§ **WRITTEN REQUEST**: Take each line that has the word "вулиці" and return it.
-- Start of RECORDS SHOWN --
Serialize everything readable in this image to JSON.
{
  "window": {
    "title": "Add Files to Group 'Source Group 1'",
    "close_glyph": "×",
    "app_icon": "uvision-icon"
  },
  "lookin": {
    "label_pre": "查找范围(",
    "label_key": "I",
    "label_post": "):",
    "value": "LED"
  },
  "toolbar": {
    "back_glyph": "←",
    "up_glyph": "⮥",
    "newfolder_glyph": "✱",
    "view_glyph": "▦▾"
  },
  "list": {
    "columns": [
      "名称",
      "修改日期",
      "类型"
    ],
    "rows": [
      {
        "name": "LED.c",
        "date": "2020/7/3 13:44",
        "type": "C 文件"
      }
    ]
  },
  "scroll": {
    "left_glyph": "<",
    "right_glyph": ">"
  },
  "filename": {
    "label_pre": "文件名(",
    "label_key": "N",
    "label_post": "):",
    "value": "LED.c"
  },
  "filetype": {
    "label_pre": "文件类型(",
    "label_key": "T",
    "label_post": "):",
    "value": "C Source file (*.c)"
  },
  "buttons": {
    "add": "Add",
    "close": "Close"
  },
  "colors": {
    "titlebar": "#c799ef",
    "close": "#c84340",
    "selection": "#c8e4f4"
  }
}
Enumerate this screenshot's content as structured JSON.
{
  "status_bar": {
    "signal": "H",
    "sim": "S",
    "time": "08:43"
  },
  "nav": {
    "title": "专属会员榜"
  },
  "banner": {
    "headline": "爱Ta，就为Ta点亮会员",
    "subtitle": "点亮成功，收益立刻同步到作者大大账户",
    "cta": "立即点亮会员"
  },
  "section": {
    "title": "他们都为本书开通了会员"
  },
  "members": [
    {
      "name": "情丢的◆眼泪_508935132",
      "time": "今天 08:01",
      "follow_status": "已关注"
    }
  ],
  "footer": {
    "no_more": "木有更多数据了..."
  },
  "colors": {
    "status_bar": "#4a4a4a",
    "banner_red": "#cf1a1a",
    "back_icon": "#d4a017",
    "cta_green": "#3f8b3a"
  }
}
-- End of RECORDS SHOWN --
-- Start of RECORDS SHOWN --
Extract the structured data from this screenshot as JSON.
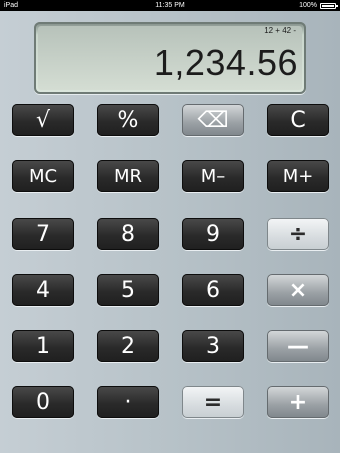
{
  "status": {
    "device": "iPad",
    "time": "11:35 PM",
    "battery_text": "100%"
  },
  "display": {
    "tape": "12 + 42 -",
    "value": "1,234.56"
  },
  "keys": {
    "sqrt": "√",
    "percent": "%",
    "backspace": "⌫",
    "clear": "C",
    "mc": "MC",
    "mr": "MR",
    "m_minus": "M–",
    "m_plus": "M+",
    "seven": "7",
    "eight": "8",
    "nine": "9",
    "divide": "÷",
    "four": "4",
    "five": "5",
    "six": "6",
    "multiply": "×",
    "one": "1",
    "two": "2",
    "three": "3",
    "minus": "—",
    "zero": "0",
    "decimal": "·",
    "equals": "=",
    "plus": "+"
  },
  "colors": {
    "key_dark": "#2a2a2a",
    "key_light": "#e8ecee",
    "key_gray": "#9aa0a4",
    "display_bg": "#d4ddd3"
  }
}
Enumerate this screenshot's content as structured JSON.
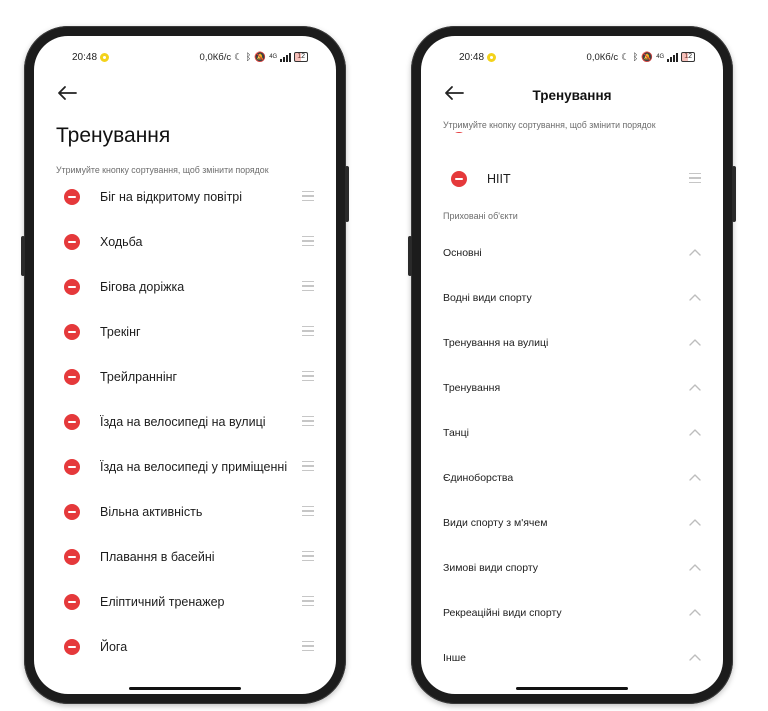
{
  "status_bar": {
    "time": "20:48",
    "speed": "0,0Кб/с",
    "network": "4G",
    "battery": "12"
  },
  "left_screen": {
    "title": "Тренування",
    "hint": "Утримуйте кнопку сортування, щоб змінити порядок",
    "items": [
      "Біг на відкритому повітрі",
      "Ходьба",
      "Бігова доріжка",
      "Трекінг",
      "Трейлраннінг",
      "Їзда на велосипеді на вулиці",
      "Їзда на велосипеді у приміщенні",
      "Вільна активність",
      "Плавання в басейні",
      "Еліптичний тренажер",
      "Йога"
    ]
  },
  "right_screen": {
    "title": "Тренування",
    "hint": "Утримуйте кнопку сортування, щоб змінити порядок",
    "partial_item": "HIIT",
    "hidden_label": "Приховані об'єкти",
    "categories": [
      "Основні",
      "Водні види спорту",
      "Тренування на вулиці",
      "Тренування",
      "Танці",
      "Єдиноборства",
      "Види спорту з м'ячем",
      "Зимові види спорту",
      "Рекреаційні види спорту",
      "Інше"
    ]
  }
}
-- End of RECORDS SHOWN --
§ **RESPONSE TO THIS TASK**:
      "Їзда на велосипеді на вулиці",
      "Тренування на вулиці",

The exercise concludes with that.